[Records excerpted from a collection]
----------

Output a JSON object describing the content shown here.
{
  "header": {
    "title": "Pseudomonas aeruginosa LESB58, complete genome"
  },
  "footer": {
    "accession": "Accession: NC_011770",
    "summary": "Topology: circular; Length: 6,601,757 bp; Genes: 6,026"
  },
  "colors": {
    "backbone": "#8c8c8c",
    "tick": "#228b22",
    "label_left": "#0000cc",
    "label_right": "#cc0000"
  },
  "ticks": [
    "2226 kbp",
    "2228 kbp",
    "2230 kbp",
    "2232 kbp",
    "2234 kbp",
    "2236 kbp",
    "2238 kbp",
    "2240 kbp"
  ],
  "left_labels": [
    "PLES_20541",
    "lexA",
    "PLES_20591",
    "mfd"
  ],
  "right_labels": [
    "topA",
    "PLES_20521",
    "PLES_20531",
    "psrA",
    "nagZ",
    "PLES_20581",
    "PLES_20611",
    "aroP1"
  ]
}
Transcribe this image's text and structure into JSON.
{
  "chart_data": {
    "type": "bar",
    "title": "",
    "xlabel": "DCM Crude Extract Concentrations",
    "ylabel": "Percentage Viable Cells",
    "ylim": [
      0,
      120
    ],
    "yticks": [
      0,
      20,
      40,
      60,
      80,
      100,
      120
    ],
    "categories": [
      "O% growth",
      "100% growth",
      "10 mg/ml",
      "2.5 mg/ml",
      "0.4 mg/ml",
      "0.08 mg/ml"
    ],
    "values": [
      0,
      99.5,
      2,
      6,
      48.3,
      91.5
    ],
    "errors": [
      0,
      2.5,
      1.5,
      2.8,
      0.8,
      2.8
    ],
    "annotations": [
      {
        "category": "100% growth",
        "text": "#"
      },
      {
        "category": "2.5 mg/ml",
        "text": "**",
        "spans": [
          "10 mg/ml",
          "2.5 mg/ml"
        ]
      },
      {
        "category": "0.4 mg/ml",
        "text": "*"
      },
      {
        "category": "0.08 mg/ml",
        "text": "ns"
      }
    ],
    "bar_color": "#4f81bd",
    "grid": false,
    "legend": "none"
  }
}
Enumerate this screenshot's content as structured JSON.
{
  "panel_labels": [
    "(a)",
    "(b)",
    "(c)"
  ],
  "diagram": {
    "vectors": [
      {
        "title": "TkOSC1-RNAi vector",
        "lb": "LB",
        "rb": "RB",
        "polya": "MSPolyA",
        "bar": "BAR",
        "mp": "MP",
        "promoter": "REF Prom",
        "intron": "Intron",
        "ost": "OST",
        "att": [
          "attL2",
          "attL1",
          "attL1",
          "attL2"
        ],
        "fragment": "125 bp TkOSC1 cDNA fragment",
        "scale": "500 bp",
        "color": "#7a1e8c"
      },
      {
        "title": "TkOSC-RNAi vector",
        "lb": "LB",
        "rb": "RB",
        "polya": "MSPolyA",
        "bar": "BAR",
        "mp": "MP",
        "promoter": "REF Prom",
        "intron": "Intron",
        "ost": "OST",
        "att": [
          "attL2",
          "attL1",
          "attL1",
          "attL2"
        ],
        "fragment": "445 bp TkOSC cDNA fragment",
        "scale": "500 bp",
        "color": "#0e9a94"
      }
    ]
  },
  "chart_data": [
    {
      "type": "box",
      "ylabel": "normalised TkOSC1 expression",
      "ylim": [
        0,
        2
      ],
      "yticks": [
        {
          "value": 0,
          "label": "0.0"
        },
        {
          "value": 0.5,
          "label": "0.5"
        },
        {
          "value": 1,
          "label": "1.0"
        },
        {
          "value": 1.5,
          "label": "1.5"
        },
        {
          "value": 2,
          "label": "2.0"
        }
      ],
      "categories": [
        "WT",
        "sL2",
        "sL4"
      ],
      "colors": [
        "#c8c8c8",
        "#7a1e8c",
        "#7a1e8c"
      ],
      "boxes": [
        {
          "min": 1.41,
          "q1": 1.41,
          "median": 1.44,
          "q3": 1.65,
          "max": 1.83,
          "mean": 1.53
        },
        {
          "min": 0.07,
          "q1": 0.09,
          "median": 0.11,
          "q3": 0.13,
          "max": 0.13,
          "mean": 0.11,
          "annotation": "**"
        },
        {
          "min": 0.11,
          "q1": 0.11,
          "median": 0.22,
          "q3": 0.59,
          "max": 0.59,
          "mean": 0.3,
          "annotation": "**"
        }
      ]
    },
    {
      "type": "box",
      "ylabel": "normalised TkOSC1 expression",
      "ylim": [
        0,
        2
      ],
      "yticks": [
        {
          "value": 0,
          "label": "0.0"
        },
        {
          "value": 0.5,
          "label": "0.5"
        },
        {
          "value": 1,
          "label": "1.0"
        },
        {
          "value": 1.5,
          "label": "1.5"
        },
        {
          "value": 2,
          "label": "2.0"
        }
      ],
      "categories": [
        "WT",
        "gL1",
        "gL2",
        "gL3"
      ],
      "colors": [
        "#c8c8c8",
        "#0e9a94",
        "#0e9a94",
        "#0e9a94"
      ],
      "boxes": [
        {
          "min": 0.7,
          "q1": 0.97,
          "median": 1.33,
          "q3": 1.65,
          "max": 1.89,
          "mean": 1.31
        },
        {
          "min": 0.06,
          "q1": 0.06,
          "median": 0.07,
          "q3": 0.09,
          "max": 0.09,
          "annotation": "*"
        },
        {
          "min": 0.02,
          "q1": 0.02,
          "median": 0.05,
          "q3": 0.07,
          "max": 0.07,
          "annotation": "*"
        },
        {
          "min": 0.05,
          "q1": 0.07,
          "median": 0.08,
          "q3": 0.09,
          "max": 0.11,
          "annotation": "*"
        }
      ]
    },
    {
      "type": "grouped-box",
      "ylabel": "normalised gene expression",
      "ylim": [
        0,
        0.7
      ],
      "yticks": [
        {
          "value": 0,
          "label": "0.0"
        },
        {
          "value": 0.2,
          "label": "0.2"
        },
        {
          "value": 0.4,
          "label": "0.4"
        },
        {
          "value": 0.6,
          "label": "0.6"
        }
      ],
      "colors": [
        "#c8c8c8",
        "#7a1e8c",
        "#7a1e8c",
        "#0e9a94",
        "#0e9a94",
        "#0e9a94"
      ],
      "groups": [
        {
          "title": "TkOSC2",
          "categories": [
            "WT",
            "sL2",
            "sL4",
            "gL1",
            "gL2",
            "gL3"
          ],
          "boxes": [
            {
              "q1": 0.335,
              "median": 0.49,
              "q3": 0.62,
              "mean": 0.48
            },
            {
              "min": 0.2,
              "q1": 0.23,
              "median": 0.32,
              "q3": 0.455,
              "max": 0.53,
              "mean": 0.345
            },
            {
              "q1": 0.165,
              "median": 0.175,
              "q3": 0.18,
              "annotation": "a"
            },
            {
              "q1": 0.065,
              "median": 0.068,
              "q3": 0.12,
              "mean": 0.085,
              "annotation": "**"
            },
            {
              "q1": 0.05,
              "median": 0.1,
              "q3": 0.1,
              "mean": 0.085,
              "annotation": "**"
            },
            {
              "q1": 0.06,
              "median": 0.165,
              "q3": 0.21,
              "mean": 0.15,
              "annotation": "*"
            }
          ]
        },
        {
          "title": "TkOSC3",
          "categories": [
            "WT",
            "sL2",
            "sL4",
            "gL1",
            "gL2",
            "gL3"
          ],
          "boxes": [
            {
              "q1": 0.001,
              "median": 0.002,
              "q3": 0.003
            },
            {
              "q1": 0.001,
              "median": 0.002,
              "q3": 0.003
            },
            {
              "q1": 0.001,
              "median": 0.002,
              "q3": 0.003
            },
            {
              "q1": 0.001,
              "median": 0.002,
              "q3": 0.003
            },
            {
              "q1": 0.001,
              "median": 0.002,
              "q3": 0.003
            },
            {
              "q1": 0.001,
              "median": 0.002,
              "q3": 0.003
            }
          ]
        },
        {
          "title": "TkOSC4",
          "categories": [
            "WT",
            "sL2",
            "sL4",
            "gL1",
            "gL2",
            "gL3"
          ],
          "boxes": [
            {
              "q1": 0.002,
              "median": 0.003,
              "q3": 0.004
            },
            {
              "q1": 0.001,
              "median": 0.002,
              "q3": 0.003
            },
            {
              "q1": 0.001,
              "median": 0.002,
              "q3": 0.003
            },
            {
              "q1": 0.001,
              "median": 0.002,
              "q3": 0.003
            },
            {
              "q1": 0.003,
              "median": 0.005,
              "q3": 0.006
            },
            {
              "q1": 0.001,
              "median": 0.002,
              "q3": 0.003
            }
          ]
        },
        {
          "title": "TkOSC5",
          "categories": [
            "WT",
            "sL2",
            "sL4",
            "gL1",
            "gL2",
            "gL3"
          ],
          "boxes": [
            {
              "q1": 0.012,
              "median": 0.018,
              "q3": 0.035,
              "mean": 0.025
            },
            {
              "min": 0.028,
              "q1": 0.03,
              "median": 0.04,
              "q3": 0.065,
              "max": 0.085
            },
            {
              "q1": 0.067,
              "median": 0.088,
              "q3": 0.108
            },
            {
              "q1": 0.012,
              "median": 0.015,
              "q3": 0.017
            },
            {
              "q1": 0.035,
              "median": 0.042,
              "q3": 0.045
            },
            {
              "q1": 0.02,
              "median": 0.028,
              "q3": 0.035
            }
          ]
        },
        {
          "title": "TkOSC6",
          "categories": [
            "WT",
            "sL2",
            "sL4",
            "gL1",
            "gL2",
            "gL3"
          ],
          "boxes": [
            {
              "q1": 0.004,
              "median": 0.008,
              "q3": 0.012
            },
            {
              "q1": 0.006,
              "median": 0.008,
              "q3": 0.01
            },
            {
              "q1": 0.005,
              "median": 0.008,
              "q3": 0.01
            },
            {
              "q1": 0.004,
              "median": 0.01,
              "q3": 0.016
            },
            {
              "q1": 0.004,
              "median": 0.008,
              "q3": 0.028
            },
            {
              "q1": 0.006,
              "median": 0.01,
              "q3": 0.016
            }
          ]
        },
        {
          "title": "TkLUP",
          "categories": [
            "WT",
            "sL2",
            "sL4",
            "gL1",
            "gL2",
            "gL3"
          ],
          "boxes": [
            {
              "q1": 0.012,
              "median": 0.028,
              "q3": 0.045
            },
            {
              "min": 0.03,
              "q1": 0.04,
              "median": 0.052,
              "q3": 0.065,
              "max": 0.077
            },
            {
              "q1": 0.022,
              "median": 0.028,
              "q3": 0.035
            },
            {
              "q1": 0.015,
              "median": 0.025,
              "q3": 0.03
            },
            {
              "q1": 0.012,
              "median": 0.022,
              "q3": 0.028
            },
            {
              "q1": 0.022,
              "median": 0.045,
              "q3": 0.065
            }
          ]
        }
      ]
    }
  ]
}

----------

- _TASK INSTRUCTIONS_
Spot the lines above that mention "fragment" and copy them.

- _RESULT FOR THIS TASK_
        "fragment": "125 bp TkOSC1 cDNA fragment",
        "fragment": "445 bp TkOSC cDNA fragment",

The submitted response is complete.